YOUR GOAL: Transcribe the entries that follow exactly as they appear, minus pictures.

[START OF INPUT]

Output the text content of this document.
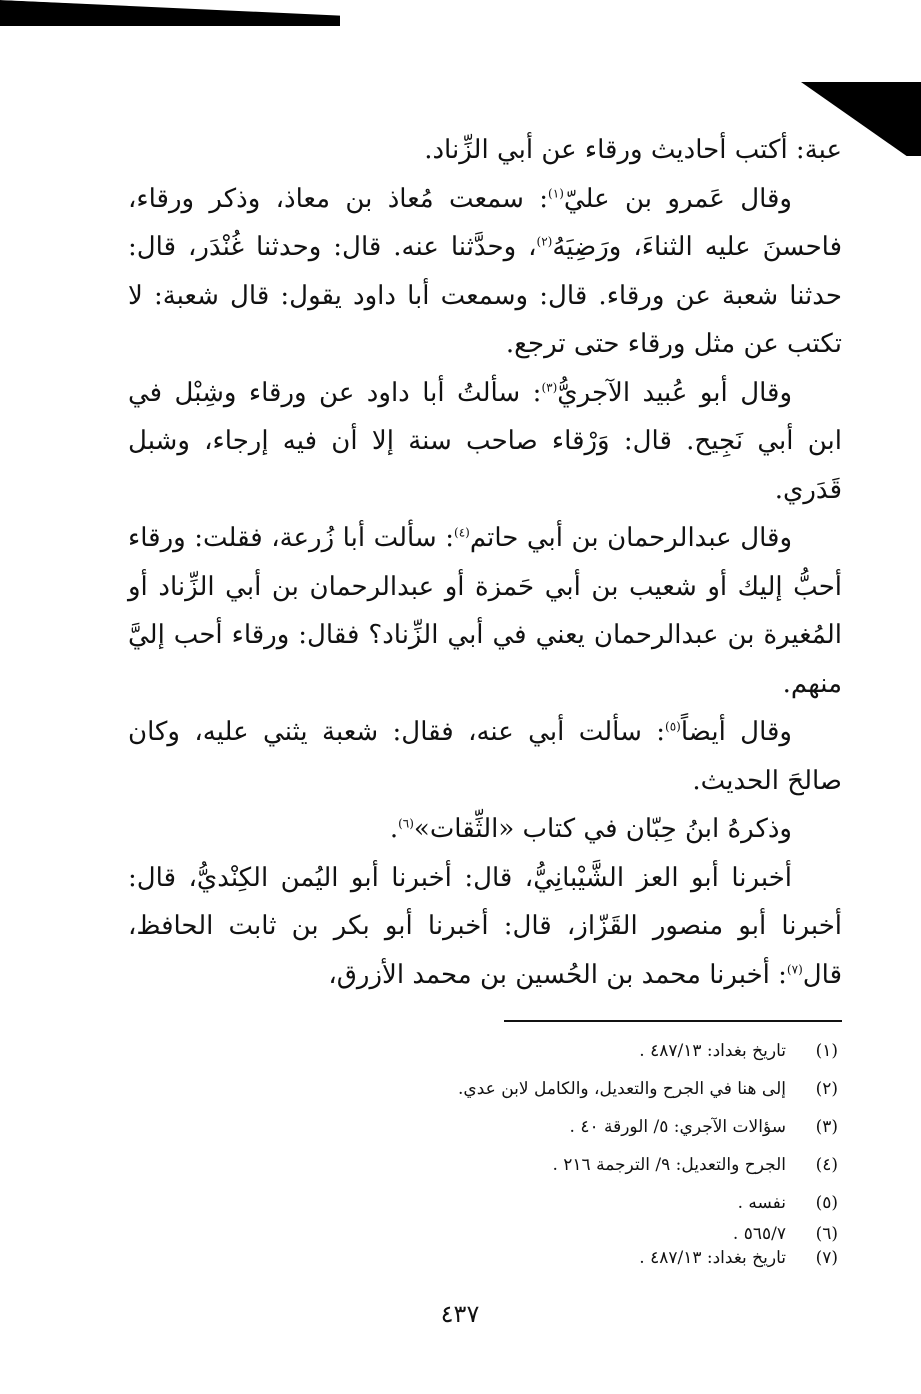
عبة: أكتب أحاديث ورقاء عن أبي الزِّناد.

وقال عَمرو بن عليّ$^{(١)}$: سمعت مُعاذ بن معاذ، وذكر ورقاء، فاحسنَ عليه الثناءَ، ورَضِيَهُ$^{(٢)}$، وحدَّثنا عنه. قال: وحدثنا غُنْدَر، قال: حدثنا شعبة عن ورقاء. قال: وسمعت أبا داود يقول: قال شعبة: لا تكتب عن مثل ورقاء حتى ترجع.

وقال أبو عُبيد الآجريُّ$^{(٣)}$: سألتُ أبا داود عن ورقاء وشِبْل في ابن أبي نَجِيح. قال: وَرْقاء صاحب سنة إلا أن فيه إرجاء، وشبل قَدَري.

وقال عبدالرحمان بن أبي حاتم$^{(٤)}$: سألت أبا زُرعة، فقلت: ورقاء أحبُّ إليك أو شعيب بن أبي حَمزة أو عبدالرحمان بن أبي الزِّناد أو المُغيرة بن عبدالرحمان يعني في أبي الزِّناد؟ فقال: ورقاء أحب إليَّ منهم.

وقال أيضاً$^{(٥)}$: سألت أبي عنه، فقال: شعبة يثني عليه، وكان صالحَ الحديث.

وذكرهُ ابنُ حِبّان في كتاب «الثِّقات»$^{(٦)}$.

أخبرنا أبو العز الشَّيْبانِيُّ، قال: أخبرنا أبو اليُمن الكِنْديُّ، قال: أخبرنا أبو منصور القَزّاز، قال: أخبرنا أبو بكر بن ثابت الحافظ، قال$^{(٧)}$: أخبرنا محمد بن الحُسين بن محمد الأزرق،

(١)
تاريخ بغداد: ٤٨٧/١٣ .
(٢)
إلى هنا في الجرح والتعديل، والكامل لابن عدي.
(٣)
سؤالات الآجري: ٥/ الورقة ٤٠ .
(٤)
الجرح والتعديل: ٩/ الترجمة ٢١٦ .
(٥)
نفسه .
(٦)
٥٦٥/٧ .
(٧)
تاريخ بغداد: ٤٨٧/١٣ .
٤٣٧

[END OF INPUT]

SOLUTION TO THIS TASK:
Output the text content of this document.
عبة: أكتب أحاديث ورقاء عن أبي الزِّناد.

وقال عَمرو بن عليّ$^{(١)}$: سمعت مُعاذ بن معاذ، وذكر ورقاء، فاحسنَ عليه الثناءَ، ورَضِيَهُ$^{(٢)}$، وحدَّثنا عنه. قال: وحدثنا غُنْدَر، قال: حدثنا شعبة عن ورقاء. قال: وسمعت أبا داود يقول: قال شعبة: لا تكتب عن مثل ورقاء حتى ترجع.

وقال أبو عُبيد الآجريُّ$^{(٣)}$: سألتُ أبا داود عن ورقاء وشِبْل في ابن أبي نَجِيح. قال: وَرْقاء صاحب سنة إلا أن فيه إرجاء، وشبل قَدَري.

وقال عبدالرحمان بن أبي حاتم$^{(٤)}$: سألت أبا زُرعة، فقلت: ورقاء أحبُّ إليك أو شعيب بن أبي حَمزة أو عبدالرحمان بن أبي الزِّناد أو المُغيرة بن عبدالرحمان يعني في أبي الزِّناد؟ فقال: ورقاء أحب إليَّ منهم.

وقال أيضاً$^{(٥)}$: سألت أبي عنه، فقال: شعبة يثني عليه، وكان صالحَ الحديث.

وذكرهُ ابنُ حِبّان في كتاب «الثِّقات»$^{(٦)}$.

أخبرنا أبو العز الشَّيْبانِيُّ، قال: أخبرنا أبو اليُمن الكِنْديُّ، قال: أخبرنا أبو منصور القَزّاز، قال: أخبرنا أبو بكر بن ثابت الحافظ، قال$^{(٧)}$: أخبرنا محمد بن الحُسين بن محمد الأزرق،

(١)
تاريخ بغداد: ٤٨٧/١٣ .
(٢)
إلى هنا في الجرح والتعديل، والكامل لابن عدي.
(٣)
سؤالات الآجري: ٥/ الورقة ٤٠ .
(٤)
الجرح والتعديل: ٩/ الترجمة ٢١٦ .
(٥)
نفسه .
(٦)
٥٦٥/٧ .
(٧)
تاريخ بغداد: ٤٨٧/١٣ .
٤٣٧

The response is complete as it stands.